**Исходный текст:**

Меню сайта
Статьи » Теория литературы и др. » Теория литературы

Понятие символа в литературе. Примеры из русской литературы

  • Статья
  • Еще по теме

Символичность в широком значении этого слова присутствует едва ли не во всех великих творениях искусства. Неокантианец Эрнст Кассирер усматривал в ней даже универсальный признак культуры. Символичность в таком понимании — знак глубины и неисчерпаемости художественного смысла. С другой стороны, она способ обозначения «несоразмерного»: беспредельного через предельное, вечного через мгновенное, идеального посредством реального.

Символичность — это и способность художественных созданий как органически живых продуктов человеческого духа к самопорождению смысла, к его «возрастанию». В этом отношении символ — лишь отчасти знак, а в большей степени, так сказать, «генератор» смысла и эмоционально-духовной энергии.

**Условие задачи:** Замените «универсальный» на «всеобщий» и приведите отрывок текста о понятии символа, начиная со слов «Понятие символа в» и продолжая до слов «идеального посредством реального.». Пользуйтесь только этим текстом.

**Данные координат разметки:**
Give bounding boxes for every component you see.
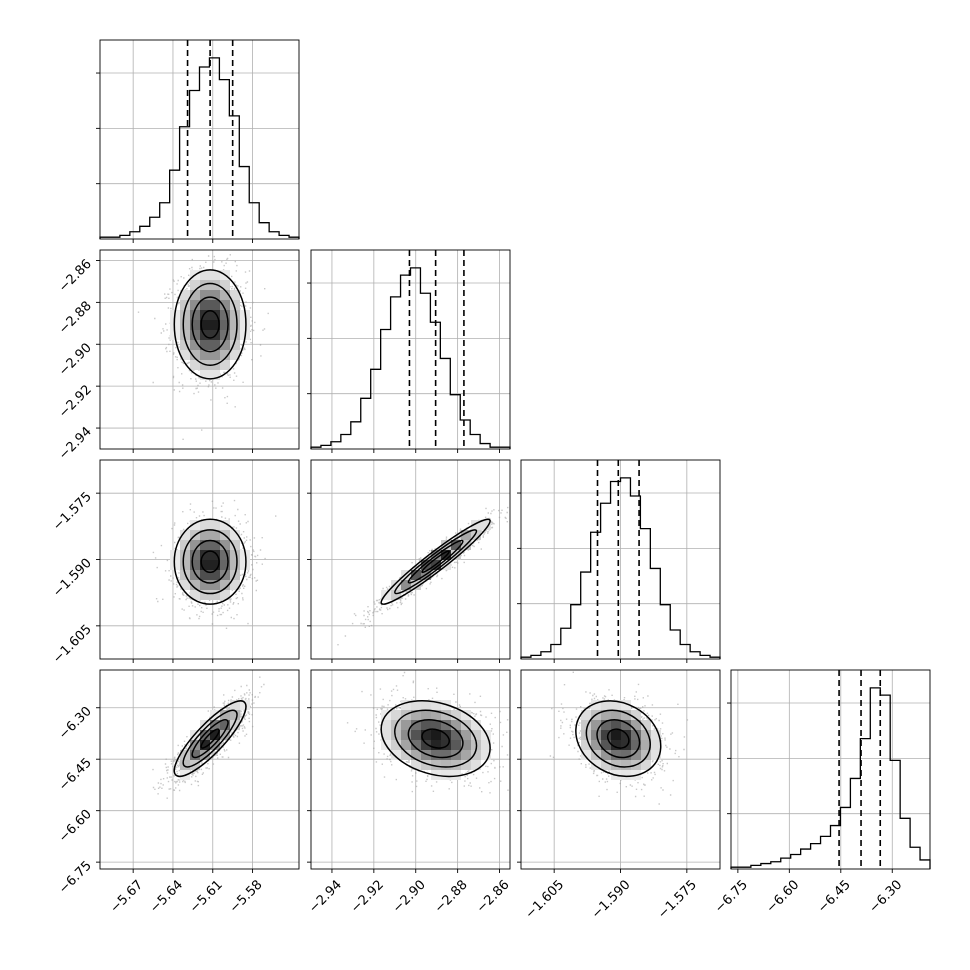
contour-line xyxy=(394,529,478,595)
y-tick-label: −2.90 xyxy=(56,340,95,379)
contour-line xyxy=(407,719,464,759)
x-tick-label: −2.86 xyxy=(474,877,513,916)
y-tick-label: −2.92 xyxy=(56,382,95,421)
contour-line xyxy=(394,709,478,768)
y-tick-label: −6.30 xyxy=(56,704,95,743)
x-tick-label: −2.88 xyxy=(432,877,471,916)
x-tick-label: −5.67 xyxy=(107,877,146,916)
contour-line xyxy=(585,709,651,768)
x-tick-label: −5.58 xyxy=(227,877,266,916)
contour-line xyxy=(596,718,641,759)
contour-line xyxy=(182,709,238,768)
hist-panel-1 xyxy=(307,249,511,453)
contour-line xyxy=(191,539,229,584)
scatter-panel-2-0 xyxy=(96,459,300,663)
contour-line xyxy=(191,718,229,759)
contour-line xyxy=(421,550,451,574)
histogram-line xyxy=(730,687,931,869)
scatter-panel-2-1 xyxy=(307,459,511,663)
y-tick-label: −2.88 xyxy=(56,299,95,338)
contour-line xyxy=(200,550,220,574)
x-tick-label: −6.75 xyxy=(712,877,751,916)
scatter-panel-3-1 xyxy=(307,669,511,873)
y-tick-label: −6.75 xyxy=(56,858,95,897)
x-tick-label: −2.90 xyxy=(390,877,429,916)
contour-line xyxy=(380,518,491,605)
scatter-points xyxy=(152,499,277,629)
contour-line xyxy=(407,539,464,584)
x-tick-label: −6.30 xyxy=(867,877,906,916)
contour-line xyxy=(380,700,491,778)
histogram-line xyxy=(520,477,721,659)
x-tick-label: −5.61 xyxy=(187,877,226,916)
contour-line xyxy=(200,309,220,339)
contour-line xyxy=(191,296,229,353)
contour-line xyxy=(173,700,247,778)
contour-line xyxy=(173,269,247,380)
x-tick-label: −5.64 xyxy=(147,877,186,916)
contour-line xyxy=(421,728,451,749)
x-tick-label: −6.45 xyxy=(815,877,854,916)
histogram-line xyxy=(99,57,300,239)
hist-panel-0 xyxy=(96,39,300,243)
histogram-line xyxy=(310,267,511,449)
x-tick-label: −1.590 xyxy=(589,877,634,922)
y-tick-label: −2.94 xyxy=(56,424,95,463)
contour-line xyxy=(575,700,662,778)
x-tick-label: −2.92 xyxy=(348,877,387,916)
y-tick-label: −2.86 xyxy=(56,257,95,296)
hist-panel-2 xyxy=(517,459,721,663)
contour-line xyxy=(200,728,220,749)
contour-line xyxy=(173,518,247,605)
y-tick-label: −6.45 xyxy=(56,755,95,794)
hist-panel-3 xyxy=(727,669,931,873)
x-tick-label: −1.575 xyxy=(655,877,700,922)
scatter-panel-3-2 xyxy=(517,669,721,873)
y-tick-label: −1.575 xyxy=(50,489,95,534)
x-tick-label: −1.605 xyxy=(523,877,568,922)
x-tick-label: −2.94 xyxy=(306,877,345,916)
contour-line xyxy=(606,728,630,749)
y-tick-label: −6.60 xyxy=(56,807,95,846)
scatter-panel-1-0 xyxy=(96,249,300,453)
y-tick-label: −1.605 xyxy=(50,622,95,667)
scatter-panel-3-0 xyxy=(96,669,300,873)
scatter-points xyxy=(346,671,510,806)
contour-line xyxy=(182,529,238,595)
y-tick-label: −1.590 xyxy=(50,556,95,601)
x-tick-label: −6.60 xyxy=(764,877,803,916)
contour-line xyxy=(182,282,238,366)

**Ожидаемый ответ:**
Понятие символа в литературе. Примеры из русской литературы

  • Статья
  • Еще по теме

Символичность в широком значении этого слова присутствует едва ли не во всех великих творениях искусства. Неокантианец Эрнст Кассирер усматривал в ней даже всеобщий признак культуры. Символичность в таком понимании — знак глубины и неисчерпаемости художественного смысла. С другой стороны, она способ обозначения «несоразмерного»: беспредельного через предельное, вечного через мгновенное, идеального посредством реального.